_Task requirements_
Check every line below for the string "title", and copy the lines that contain it.

* * * *

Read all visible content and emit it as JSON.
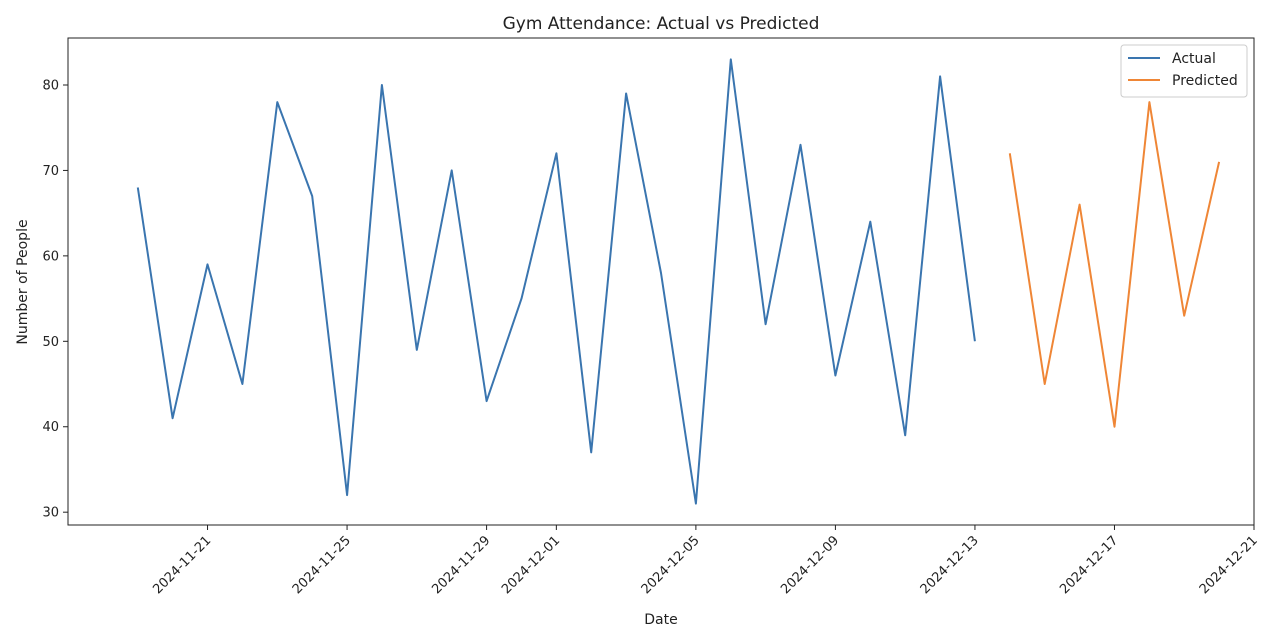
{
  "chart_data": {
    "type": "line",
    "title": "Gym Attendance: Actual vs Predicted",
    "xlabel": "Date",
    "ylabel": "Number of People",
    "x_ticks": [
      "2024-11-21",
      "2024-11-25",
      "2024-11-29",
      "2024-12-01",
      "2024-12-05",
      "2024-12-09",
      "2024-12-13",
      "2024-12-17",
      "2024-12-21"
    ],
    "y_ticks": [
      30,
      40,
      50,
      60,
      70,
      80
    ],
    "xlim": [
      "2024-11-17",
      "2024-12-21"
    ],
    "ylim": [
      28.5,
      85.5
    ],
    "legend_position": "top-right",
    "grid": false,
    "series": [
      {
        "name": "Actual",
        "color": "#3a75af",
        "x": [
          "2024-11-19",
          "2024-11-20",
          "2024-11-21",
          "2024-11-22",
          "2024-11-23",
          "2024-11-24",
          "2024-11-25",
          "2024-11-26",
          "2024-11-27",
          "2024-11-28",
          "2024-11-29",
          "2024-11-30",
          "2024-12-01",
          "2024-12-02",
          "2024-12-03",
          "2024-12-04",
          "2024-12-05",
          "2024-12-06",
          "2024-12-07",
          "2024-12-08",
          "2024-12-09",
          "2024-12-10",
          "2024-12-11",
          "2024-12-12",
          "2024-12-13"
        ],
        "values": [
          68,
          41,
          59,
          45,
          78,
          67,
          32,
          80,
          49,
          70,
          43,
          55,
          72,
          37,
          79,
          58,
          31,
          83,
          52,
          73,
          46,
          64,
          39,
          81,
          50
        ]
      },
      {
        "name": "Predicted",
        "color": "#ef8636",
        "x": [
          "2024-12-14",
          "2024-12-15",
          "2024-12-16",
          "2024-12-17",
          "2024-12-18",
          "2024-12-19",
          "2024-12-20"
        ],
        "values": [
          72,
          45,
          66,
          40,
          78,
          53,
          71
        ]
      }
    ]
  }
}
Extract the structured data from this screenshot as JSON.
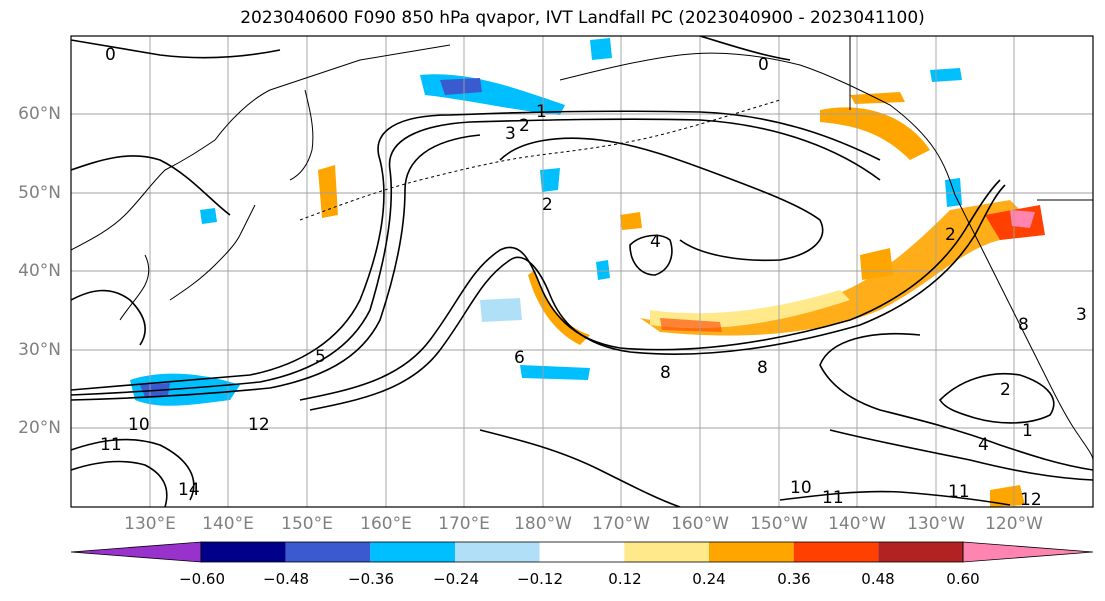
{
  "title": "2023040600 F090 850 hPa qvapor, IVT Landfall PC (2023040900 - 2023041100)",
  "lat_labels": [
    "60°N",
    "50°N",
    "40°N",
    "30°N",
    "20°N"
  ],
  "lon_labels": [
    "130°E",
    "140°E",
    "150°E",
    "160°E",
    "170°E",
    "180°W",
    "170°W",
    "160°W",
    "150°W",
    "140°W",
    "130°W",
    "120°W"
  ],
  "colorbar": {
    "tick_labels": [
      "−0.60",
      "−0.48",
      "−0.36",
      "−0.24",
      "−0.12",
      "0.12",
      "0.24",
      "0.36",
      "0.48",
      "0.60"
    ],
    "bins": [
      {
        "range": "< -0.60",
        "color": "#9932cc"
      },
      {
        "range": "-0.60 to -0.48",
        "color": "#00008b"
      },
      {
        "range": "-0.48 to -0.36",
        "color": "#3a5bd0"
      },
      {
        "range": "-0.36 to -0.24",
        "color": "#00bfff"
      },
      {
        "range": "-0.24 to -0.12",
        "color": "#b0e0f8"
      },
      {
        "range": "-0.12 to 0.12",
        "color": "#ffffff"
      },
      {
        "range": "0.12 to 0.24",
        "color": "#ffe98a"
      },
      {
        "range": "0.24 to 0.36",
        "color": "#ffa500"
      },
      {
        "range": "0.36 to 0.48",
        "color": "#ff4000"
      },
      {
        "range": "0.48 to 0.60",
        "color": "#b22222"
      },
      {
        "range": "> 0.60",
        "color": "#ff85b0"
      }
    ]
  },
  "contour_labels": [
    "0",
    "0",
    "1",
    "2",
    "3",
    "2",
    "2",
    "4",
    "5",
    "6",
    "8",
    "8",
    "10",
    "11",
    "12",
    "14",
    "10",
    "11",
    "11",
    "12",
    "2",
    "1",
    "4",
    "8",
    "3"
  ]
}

* * * *

_Result_
    "title": "Gym Attendance: Actual vs Predicted",
  "title": "2023040600 F090 850 hPa qvapor, IVT Landfall PC (2023040900 - 2023041100)",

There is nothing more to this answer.